Task to carry out -
Write down each entry again, exactly as it reads.

Listing -
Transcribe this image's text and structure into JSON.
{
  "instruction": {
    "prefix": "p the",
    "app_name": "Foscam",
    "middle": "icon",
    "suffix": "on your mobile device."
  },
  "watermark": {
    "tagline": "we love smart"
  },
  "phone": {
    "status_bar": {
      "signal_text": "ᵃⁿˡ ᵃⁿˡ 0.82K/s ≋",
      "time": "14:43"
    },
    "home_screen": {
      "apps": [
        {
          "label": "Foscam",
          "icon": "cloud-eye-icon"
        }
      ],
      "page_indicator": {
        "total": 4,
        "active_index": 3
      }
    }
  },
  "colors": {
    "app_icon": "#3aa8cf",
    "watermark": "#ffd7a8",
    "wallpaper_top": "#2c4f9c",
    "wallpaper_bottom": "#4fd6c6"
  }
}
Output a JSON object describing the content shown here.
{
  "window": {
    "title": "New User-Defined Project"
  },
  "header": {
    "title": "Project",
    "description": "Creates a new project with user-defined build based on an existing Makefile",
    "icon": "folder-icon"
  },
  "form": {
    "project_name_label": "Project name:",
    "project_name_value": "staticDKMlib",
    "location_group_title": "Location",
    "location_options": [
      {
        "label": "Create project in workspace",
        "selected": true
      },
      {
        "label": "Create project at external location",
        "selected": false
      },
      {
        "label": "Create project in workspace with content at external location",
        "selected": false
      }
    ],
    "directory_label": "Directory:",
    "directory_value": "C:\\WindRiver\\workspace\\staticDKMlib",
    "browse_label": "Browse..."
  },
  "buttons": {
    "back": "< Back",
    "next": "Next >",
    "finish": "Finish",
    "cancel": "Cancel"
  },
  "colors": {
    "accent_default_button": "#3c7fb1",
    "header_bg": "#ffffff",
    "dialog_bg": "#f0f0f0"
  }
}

Completed task -
Transcribe this image's text and structure into JSON.
{
  "instruction": {
    "prefix": "p the",
    "app_name": "Foscam",
    "middle": "icon",
    "suffix": "on your mobile device."
  },
  "watermark": {
    "tagline": "we love smart"
  },
  "phone": {
    "status_bar": {
      "signal_text": "ᵃⁿˡ ᵃⁿˡ 0.82K/s ≋",
      "time": "14:43"
    },
    "home_screen": {
      "apps": [
        {
          "label": "Foscam",
          "icon": "cloud-eye-icon"
        }
      ],
      "page_indicator": {
        "total": 4,
        "active_index": 3
      }
    }
  },
  "colors": {
    "app_icon": "#3aa8cf",
    "watermark": "#ffd7a8",
    "wallpaper_top": "#2c4f9c",
    "wallpaper_bottom": "#4fd6c6"
  }
}
Output a JSON object describing the content shown here.
{
  "window": {
    "title": "New User-Defined Project"
  },
  "header": {
    "title": "Project",
    "description": "Creates a new project with user-defined build based on an existing Makefile",
    "icon": "folder-icon"
  },
  "form": {
    "project_name_label": "Project name:",
    "project_name_value": "staticDKMlib",
    "location_group_title": "Location",
    "location_options": [
      {
        "label": "Create project in workspace",
        "selected": true
      },
      {
        "label": "Create project at external location",
        "selected": false
      },
      {
        "label": "Create project in workspace with content at external location",
        "selected": false
      }
    ],
    "directory_label": "Directory:",
    "directory_value": "C:\\WindRiver\\workspace\\staticDKMlib",
    "browse_label": "Browse..."
  },
  "buttons": {
    "back": "< Back",
    "next": "Next >",
    "finish": "Finish",
    "cancel": "Cancel"
  },
  "colors": {
    "accent_default_button": "#3c7fb1",
    "header_bg": "#ffffff",
    "dialog_bg": "#f0f0f0"
  }
}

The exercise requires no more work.